Supplied records:

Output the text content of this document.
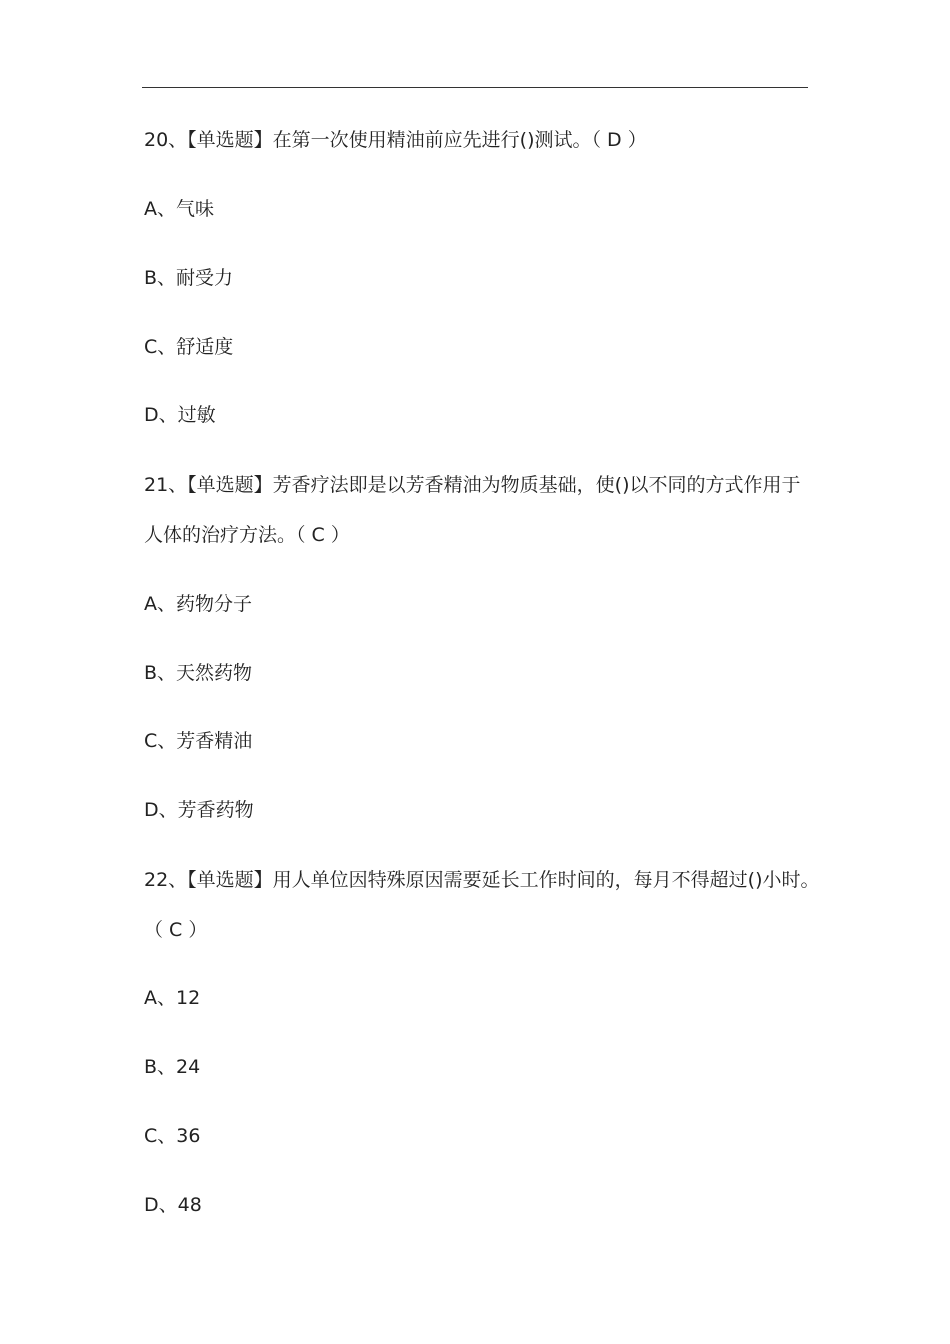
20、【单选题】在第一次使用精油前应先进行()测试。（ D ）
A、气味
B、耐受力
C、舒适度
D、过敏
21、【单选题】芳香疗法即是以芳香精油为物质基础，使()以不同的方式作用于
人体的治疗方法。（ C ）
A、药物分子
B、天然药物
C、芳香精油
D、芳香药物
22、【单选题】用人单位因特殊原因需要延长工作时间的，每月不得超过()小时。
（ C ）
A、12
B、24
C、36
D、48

---

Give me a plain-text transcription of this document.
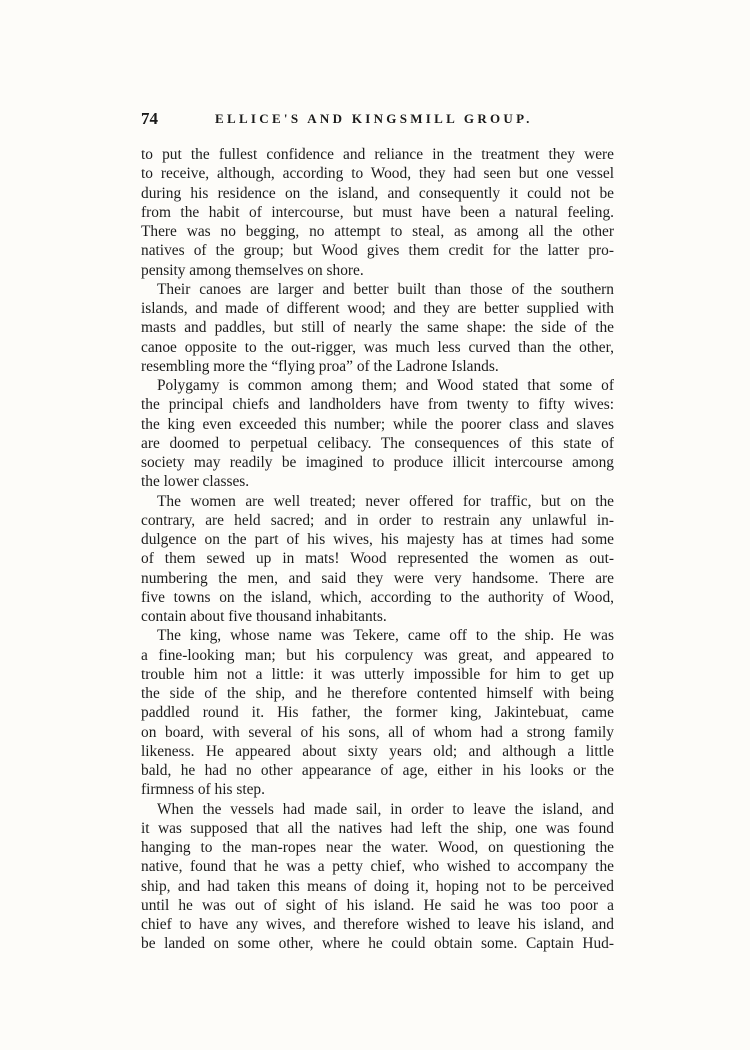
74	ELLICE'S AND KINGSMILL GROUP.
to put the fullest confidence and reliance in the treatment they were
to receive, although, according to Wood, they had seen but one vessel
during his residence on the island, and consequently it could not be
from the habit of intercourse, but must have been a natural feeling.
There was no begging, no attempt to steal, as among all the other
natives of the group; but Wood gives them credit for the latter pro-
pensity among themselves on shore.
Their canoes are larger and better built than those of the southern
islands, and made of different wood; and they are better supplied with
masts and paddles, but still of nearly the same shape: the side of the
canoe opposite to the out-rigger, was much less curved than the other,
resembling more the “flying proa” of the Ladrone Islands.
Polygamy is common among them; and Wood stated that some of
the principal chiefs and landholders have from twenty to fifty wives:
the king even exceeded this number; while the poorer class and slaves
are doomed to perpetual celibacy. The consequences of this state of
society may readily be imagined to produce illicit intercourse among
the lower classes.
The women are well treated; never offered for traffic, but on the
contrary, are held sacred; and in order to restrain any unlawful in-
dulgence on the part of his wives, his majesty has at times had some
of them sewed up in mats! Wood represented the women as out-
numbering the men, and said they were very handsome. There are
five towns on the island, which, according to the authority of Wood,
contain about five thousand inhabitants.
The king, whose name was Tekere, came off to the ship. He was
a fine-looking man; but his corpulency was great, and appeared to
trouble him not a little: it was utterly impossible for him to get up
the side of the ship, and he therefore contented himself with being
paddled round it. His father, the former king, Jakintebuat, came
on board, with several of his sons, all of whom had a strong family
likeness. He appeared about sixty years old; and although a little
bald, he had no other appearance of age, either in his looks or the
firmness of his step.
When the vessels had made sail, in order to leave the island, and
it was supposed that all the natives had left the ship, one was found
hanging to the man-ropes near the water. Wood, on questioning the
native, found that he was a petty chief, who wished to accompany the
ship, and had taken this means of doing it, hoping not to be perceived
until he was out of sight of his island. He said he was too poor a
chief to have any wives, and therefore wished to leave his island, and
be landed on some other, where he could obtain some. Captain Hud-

Problem to work on: Identify which lines contain the word "women" and copy each one.

Written answer:
The women are well treated; never offered for traffic, but on the
of them sewed up in mats! Wood represented the women as out-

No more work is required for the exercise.